**INSTRUCTIONS TO FOLLOW**
Please write out the material that follows, exactly as it stands.

++++++++++++++++++++

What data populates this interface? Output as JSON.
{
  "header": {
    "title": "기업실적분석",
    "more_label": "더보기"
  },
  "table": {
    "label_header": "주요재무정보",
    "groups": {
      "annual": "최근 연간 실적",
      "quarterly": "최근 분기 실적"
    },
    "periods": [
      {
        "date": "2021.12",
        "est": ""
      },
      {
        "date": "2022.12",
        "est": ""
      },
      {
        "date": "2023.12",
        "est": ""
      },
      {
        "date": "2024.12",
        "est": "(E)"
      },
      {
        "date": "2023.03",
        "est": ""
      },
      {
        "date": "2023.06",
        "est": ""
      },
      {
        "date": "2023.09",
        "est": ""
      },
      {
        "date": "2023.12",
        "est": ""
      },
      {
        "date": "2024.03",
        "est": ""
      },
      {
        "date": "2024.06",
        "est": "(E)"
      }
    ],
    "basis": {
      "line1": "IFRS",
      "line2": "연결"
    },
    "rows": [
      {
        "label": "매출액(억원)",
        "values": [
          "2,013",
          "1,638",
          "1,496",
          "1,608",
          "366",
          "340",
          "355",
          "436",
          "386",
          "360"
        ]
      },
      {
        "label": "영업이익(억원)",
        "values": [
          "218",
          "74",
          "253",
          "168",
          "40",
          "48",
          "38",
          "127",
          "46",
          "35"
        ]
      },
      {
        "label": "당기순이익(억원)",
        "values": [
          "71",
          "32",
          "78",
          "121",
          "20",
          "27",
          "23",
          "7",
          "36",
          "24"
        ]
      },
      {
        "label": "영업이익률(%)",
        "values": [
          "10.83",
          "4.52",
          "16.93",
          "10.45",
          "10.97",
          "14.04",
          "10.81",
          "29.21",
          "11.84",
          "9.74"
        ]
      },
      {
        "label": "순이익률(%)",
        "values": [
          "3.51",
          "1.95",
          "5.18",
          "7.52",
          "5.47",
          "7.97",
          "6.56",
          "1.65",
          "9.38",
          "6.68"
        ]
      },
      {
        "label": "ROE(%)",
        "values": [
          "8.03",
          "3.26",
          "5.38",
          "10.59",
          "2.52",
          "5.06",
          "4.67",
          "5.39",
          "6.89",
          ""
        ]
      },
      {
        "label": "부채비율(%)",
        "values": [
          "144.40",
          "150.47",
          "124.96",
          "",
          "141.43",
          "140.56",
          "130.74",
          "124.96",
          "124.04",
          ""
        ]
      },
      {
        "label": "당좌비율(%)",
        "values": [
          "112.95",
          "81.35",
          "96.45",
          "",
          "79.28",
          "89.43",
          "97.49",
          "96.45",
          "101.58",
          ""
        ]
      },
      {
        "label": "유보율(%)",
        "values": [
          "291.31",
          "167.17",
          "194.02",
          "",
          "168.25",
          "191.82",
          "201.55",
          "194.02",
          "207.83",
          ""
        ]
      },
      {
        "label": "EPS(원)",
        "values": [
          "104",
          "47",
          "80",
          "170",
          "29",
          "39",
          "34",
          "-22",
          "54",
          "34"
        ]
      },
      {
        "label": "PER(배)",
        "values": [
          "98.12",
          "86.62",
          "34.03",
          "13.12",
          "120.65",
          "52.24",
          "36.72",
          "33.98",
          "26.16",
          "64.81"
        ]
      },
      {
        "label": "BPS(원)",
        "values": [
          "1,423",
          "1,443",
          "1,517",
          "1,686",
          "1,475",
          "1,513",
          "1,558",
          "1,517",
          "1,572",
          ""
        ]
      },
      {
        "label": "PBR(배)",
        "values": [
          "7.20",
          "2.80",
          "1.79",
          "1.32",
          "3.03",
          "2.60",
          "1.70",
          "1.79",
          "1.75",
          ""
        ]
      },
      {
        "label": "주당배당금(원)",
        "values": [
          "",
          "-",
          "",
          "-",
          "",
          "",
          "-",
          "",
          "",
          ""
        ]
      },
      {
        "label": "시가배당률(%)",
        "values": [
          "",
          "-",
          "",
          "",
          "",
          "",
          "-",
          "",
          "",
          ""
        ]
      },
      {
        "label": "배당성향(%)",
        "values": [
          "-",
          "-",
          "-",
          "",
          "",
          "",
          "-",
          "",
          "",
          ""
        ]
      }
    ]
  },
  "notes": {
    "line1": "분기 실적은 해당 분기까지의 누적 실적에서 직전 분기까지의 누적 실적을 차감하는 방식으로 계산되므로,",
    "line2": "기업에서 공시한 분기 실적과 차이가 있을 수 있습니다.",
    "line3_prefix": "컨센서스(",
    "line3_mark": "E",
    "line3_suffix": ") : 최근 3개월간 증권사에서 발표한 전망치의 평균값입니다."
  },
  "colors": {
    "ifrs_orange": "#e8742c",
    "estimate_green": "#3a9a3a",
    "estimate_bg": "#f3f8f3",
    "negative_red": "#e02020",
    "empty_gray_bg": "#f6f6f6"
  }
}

++++++++++++++++++++

**OUTPUT BELOW**
What data populates this interface? Output as JSON.
{
  "header": {
    "title": "기업실적분석",
    "more_label": "더보기"
  },
  "table": {
    "label_header": "주요재무정보",
    "groups": {
      "annual": "최근 연간 실적",
      "quarterly": "최근 분기 실적"
    },
    "periods": [
      {
        "date": "2021.12",
        "est": ""
      },
      {
        "date": "2022.12",
        "est": ""
      },
      {
        "date": "2023.12",
        "est": ""
      },
      {
        "date": "2024.12",
        "est": "(E)"
      },
      {
        "date": "2023.03",
        "est": ""
      },
      {
        "date": "2023.06",
        "est": ""
      },
      {
        "date": "2023.09",
        "est": ""
      },
      {
        "date": "2023.12",
        "est": ""
      },
      {
        "date": "2024.03",
        "est": ""
      },
      {
        "date": "2024.06",
        "est": "(E)"
      }
    ],
    "basis": {
      "line1": "IFRS",
      "line2": "연결"
    },
    "rows": [
      {
        "label": "매출액(억원)",
        "values": [
          "2,013",
          "1,638",
          "1,496",
          "1,608",
          "366",
          "340",
          "355",
          "436",
          "386",
          "360"
        ]
      },
      {
        "label": "영업이익(억원)",
        "values": [
          "218",
          "74",
          "253",
          "168",
          "40",
          "48",
          "38",
          "127",
          "46",
          "35"
        ]
      },
      {
        "label": "당기순이익(억원)",
        "values": [
          "71",
          "32",
          "78",
          "121",
          "20",
          "27",
          "23",
          "7",
          "36",
          "24"
        ]
      },
      {
        "label": "영업이익률(%)",
        "values": [
          "10.83",
          "4.52",
          "16.93",
          "10.45",
          "10.97",
          "14.04",
          "10.81",
          "29.21",
          "11.84",
          "9.74"
        ]
      },
      {
        "label": "순이익률(%)",
        "values": [
          "3.51",
          "1.95",
          "5.18",
          "7.52",
          "5.47",
          "7.97",
          "6.56",
          "1.65",
          "9.38",
          "6.68"
        ]
      },
      {
        "label": "ROE(%)",
        "values": [
          "8.03",
          "3.26",
          "5.38",
          "10.59",
          "2.52",
          "5.06",
          "4.67",
          "5.39",
          "6.89",
          ""
        ]
      },
      {
        "label": "부채비율(%)",
        "values": [
          "144.40",
          "150.47",
          "124.96",
          "",
          "141.43",
          "140.56",
          "130.74",
          "124.96",
          "124.04",
          ""
        ]
      },
      {
        "label": "당좌비율(%)",
        "values": [
          "112.95",
          "81.35",
          "96.45",
          "",
          "79.28",
          "89.43",
          "97.49",
          "96.45",
          "101.58",
          ""
        ]
      },
      {
        "label": "유보율(%)",
        "values": [
          "291.31",
          "167.17",
          "194.02",
          "",
          "168.25",
          "191.82",
          "201.55",
          "194.02",
          "207.83",
          ""
        ]
      },
      {
        "label": "EPS(원)",
        "values": [
          "104",
          "47",
          "80",
          "170",
          "29",
          "39",
          "34",
          "-22",
          "54",
          "34"
        ]
      },
      {
        "label": "PER(배)",
        "values": [
          "98.12",
          "86.62",
          "34.03",
          "13.12",
          "120.65",
          "52.24",
          "36.72",
          "33.98",
          "26.16",
          "64.81"
        ]
      },
      {
        "label": "BPS(원)",
        "values": [
          "1,423",
          "1,443",
          "1,517",
          "1,686",
          "1,475",
          "1,513",
          "1,558",
          "1,517",
          "1,572",
          ""
        ]
      },
      {
        "label": "PBR(배)",
        "values": [
          "7.20",
          "2.80",
          "1.79",
          "1.32",
          "3.03",
          "2.60",
          "1.70",
          "1.79",
          "1.75",
          ""
        ]
      },
      {
        "label": "주당배당금(원)",
        "values": [
          "",
          "-",
          "",
          "-",
          "",
          "",
          "-",
          "",
          "",
          ""
        ]
      },
      {
        "label": "시가배당률(%)",
        "values": [
          "",
          "-",
          "",
          "",
          "",
          "",
          "-",
          "",
          "",
          ""
        ]
      },
      {
        "label": "배당성향(%)",
        "values": [
          "-",
          "-",
          "-",
          "",
          "",
          "",
          "-",
          "",
          "",
          ""
        ]
      }
    ]
  },
  "notes": {
    "line1": "분기 실적은 해당 분기까지의 누적 실적에서 직전 분기까지의 누적 실적을 차감하는 방식으로 계산되므로,",
    "line2": "기업에서 공시한 분기 실적과 차이가 있을 수 있습니다.",
    "line3_prefix": "컨센서스(",
    "line3_mark": "E",
    "line3_suffix": ") : 최근 3개월간 증권사에서 발표한 전망치의 평균값입니다."
  },
  "colors": {
    "ifrs_orange": "#e8742c",
    "estimate_green": "#3a9a3a",
    "estimate_bg": "#f3f8f3",
    "negative_red": "#e02020",
    "empty_gray_bg": "#f6f6f6"
  }
}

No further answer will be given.